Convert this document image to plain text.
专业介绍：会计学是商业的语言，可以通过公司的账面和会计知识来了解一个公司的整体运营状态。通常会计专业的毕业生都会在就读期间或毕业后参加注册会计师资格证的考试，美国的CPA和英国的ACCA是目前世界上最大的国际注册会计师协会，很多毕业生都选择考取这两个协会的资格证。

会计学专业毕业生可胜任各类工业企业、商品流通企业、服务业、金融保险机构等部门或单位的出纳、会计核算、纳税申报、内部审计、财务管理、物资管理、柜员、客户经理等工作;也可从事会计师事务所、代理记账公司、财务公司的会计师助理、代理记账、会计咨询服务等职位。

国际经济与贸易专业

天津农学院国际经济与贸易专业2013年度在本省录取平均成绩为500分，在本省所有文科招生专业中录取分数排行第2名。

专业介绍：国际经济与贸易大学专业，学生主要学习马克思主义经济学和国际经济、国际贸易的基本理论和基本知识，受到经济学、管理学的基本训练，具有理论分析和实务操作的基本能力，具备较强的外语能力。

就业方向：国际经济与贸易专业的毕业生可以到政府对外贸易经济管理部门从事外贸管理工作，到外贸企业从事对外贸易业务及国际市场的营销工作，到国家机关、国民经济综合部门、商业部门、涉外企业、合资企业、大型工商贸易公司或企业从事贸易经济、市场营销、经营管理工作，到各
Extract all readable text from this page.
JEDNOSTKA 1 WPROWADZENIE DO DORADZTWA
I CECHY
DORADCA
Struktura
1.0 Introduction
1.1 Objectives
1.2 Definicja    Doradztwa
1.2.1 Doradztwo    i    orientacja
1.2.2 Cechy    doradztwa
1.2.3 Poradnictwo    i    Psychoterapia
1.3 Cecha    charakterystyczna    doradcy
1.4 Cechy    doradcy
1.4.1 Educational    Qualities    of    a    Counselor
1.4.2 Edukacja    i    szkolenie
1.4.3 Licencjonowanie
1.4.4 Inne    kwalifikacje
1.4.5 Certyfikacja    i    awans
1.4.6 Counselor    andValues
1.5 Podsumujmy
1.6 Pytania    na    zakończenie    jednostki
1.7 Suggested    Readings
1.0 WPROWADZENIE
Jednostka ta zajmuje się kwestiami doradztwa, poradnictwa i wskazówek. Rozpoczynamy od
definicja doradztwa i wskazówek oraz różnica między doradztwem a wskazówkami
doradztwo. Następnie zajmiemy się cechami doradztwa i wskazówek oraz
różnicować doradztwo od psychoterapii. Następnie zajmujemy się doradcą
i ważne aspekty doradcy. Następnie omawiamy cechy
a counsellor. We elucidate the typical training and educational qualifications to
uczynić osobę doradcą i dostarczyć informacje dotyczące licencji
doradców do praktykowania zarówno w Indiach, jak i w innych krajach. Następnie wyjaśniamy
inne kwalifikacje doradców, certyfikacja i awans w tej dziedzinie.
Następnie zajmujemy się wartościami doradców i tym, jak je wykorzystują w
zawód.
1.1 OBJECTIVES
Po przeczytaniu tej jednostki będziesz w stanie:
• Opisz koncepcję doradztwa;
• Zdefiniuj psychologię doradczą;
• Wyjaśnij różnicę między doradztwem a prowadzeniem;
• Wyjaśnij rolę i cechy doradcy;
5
========================
WHAT THE TASK REQUIRES
The records above are to be repeated exactly, in their entirety.

PROBLEM SOLUTION
Convert this document image to plain text.
专业介绍：会计学是商业的语言，可以通过公司的账面和会计知识来了解一个公司的整体运营状态。通常会计专业的毕业生都会在就读期间或毕业后参加注册会计师资格证的考试，美国的CPA和英国的ACCA是目前世界上最大的国际注册会计师协会，很多毕业生都选择考取这两个协会的资格证。

会计学专业毕业生可胜任各类工业企业、商品流通企业、服务业、金融保险机构等部门或单位的出纳、会计核算、纳税申报、内部审计、财务管理、物资管理、柜员、客户经理等工作;也可从事会计师事务所、代理记账公司、财务公司的会计师助理、代理记账、会计咨询服务等职位。

国际经济与贸易专业

天津农学院国际经济与贸易专业2013年度在本省录取平均成绩为500分，在本省所有文科招生专业中录取分数排行第2名。

专业介绍：国际经济与贸易大学专业，学生主要学习马克思主义经济学和国际经济、国际贸易的基本理论和基本知识，受到经济学、管理学的基本训练，具有理论分析和实务操作的基本能力，具备较强的外语能力。

就业方向：国际经济与贸易专业的毕业生可以到政府对外贸易经济管理部门从事外贸管理工作，到外贸企业从事对外贸易业务及国际市场的营销工作，到国家机关、国民经济综合部门、商业部门、涉外企业、合资企业、大型工商贸易公司或企业从事贸易经济、市场营销、经营管理工作，到各
Extract all readable text from this page.
JEDNOSTKA 1 WPROWADZENIE DO DORADZTWA
I CECHY
DORADCA
Struktura
1.0 Introduction
1.1 Objectives
1.2 Definicja    Doradztwa
1.2.1 Doradztwo    i    orientacja
1.2.2 Cechy    doradztwa
1.2.3 Poradnictwo    i    Psychoterapia
1.3 Cecha    charakterystyczna    doradcy
1.4 Cechy    doradcy
1.4.1 Educational    Qualities    of    a    Counselor
1.4.2 Edukacja    i    szkolenie
1.4.3 Licencjonowanie
1.4.4 Inne    kwalifikacje
1.4.5 Certyfikacja    i    awans
1.4.6 Counselor    andValues
1.5 Podsumujmy
1.6 Pytania    na    zakończenie    jednostki
1.7 Suggested    Readings
1.0 WPROWADZENIE
Jednostka ta zajmuje się kwestiami doradztwa, poradnictwa i wskazówek. Rozpoczynamy od
definicja doradztwa i wskazówek oraz różnica między doradztwem a wskazówkami
doradztwo. Następnie zajmiemy się cechami doradztwa i wskazówek oraz
różnicować doradztwo od psychoterapii. Następnie zajmujemy się doradcą
i ważne aspekty doradcy. Następnie omawiamy cechy
a counsellor. We elucidate the typical training and educational qualifications to
uczynić osobę doradcą i dostarczyć informacje dotyczące licencji
doradców do praktykowania zarówno w Indiach, jak i w innych krajach. Następnie wyjaśniamy
inne kwalifikacje doradców, certyfikacja i awans w tej dziedzinie.
Następnie zajmujemy się wartościami doradców i tym, jak je wykorzystują w
zawód.
1.1 OBJECTIVES
Po przeczytaniu tej jednostki będziesz w stanie:
• Opisz koncepcję doradztwa;
• Zdefiniuj psychologię doradczą;
• Wyjaśnij różnicę między doradztwem a prowadzeniem;
• Wyjaśnij rolę i cechy doradcy;
5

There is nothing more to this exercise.